-------- Dataset records --------
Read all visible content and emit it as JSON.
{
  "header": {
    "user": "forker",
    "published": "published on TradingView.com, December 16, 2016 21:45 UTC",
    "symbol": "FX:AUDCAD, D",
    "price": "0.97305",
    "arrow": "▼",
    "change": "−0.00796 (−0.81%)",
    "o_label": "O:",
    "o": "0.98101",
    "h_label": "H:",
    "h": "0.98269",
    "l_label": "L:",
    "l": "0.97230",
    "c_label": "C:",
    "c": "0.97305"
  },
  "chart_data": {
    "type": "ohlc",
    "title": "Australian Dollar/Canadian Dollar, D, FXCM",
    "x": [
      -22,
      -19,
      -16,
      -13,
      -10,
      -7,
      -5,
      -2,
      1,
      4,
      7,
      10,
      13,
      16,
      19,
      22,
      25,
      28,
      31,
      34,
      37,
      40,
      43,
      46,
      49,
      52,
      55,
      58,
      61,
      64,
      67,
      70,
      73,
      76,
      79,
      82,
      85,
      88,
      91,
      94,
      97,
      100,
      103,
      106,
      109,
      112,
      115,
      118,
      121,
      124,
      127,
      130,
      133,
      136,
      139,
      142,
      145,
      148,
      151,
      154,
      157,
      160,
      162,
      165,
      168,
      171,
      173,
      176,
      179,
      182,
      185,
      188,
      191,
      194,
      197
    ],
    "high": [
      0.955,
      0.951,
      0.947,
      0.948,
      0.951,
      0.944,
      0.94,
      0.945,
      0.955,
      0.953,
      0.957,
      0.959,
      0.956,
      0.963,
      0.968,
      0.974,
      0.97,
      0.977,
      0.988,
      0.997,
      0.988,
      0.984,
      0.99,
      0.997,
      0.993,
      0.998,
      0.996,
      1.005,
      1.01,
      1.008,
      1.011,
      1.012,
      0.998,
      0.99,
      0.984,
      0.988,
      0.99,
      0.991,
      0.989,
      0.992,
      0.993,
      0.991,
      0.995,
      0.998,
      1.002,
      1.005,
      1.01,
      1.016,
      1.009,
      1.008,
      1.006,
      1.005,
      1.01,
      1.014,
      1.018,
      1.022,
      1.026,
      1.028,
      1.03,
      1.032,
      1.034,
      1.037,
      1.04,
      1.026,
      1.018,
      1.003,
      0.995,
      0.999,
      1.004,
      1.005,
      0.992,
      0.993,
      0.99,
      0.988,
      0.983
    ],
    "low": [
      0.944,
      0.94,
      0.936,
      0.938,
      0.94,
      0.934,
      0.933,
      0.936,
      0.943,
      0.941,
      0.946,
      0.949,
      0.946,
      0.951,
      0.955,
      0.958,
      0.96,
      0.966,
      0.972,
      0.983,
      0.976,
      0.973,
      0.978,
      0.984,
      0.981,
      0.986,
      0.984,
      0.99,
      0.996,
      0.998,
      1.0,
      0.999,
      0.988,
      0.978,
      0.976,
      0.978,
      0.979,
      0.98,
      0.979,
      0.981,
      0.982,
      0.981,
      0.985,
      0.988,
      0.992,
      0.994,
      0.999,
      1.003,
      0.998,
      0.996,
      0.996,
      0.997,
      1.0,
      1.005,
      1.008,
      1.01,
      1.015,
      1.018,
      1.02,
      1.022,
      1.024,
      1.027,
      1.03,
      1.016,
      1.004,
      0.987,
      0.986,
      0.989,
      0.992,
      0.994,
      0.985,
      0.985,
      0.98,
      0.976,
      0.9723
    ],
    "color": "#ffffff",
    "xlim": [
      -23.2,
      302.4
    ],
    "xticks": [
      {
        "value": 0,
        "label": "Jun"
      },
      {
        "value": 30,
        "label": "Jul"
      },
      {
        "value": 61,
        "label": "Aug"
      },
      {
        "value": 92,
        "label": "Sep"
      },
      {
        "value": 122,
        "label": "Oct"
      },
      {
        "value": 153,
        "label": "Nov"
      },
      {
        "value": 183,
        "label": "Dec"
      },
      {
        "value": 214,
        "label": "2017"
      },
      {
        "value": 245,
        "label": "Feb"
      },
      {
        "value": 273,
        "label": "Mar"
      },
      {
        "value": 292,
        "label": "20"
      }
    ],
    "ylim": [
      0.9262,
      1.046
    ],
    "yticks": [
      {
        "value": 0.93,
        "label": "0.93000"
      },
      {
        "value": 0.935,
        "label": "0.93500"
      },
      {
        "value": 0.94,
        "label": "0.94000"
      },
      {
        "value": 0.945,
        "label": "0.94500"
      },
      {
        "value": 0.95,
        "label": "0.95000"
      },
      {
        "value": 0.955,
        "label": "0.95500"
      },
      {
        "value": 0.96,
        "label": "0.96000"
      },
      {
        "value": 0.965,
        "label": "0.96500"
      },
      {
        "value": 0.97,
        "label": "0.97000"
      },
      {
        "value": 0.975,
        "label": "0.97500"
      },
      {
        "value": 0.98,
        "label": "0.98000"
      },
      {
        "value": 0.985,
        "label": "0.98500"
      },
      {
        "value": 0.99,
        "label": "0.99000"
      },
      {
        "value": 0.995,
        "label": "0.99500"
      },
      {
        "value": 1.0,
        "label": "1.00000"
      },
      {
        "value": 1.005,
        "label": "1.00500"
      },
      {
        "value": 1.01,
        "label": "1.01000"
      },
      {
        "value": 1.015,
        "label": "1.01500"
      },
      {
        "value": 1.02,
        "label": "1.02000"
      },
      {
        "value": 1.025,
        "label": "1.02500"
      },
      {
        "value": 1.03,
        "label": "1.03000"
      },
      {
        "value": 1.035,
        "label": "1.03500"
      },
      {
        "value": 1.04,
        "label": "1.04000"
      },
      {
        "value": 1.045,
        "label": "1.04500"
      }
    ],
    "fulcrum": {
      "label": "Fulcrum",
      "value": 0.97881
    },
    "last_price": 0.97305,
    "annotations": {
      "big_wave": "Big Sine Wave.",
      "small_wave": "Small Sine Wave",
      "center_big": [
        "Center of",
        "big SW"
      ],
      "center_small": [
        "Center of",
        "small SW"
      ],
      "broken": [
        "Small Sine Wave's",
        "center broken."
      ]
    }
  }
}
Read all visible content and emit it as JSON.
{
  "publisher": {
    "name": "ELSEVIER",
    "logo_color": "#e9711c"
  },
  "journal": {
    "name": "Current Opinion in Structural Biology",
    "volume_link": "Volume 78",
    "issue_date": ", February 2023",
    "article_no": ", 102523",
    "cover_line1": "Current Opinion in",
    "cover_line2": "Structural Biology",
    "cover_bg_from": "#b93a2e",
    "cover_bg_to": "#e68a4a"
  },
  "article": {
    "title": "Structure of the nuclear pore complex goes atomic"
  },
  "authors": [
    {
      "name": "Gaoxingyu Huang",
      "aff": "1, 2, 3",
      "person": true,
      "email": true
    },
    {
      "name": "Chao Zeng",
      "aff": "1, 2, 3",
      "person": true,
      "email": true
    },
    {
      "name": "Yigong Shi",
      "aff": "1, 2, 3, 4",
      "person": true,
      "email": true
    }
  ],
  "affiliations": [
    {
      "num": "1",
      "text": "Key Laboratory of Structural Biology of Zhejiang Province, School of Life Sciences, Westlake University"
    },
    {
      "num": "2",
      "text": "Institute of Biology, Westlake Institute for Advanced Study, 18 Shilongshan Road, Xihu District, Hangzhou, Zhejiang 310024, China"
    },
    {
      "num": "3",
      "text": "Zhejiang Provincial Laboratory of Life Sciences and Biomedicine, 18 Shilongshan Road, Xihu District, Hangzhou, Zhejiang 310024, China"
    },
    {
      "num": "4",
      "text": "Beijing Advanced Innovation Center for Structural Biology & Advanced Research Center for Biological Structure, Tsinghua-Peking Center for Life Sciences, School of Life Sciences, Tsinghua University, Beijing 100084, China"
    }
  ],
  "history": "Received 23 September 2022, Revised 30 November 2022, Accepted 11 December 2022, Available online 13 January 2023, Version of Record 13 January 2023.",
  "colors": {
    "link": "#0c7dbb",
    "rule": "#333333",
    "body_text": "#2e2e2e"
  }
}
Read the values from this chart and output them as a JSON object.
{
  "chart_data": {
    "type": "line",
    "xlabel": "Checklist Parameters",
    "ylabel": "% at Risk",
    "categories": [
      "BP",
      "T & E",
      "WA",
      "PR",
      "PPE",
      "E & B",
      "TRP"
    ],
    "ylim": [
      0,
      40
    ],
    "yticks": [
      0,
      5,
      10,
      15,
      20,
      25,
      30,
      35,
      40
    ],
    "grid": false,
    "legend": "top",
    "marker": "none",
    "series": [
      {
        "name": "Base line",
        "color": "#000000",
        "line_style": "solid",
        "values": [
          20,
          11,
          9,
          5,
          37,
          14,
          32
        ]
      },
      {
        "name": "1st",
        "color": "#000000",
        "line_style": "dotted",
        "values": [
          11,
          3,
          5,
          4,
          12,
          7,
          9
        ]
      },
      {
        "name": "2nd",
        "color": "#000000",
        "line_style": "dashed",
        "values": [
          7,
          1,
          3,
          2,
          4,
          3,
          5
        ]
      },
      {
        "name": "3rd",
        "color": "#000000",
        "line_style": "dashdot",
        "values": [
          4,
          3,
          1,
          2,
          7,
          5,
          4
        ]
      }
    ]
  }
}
--------
What is needed: Where a line of the material above holds the string "Shilongshan", copy that line.

Written answer:
      "text": "Institute of Biology, Westlake Institute for Advanced Study, 18 Shilongshan Road, Xihu District, Hangzhou, Zhejiang 310024, China"
      "text": "Zhejiang Provincial Laboratory of Life Sciences and Biomedicine, 18 Shilongshan Road, Xihu District, Hangzhou, Zhejiang 310024, China"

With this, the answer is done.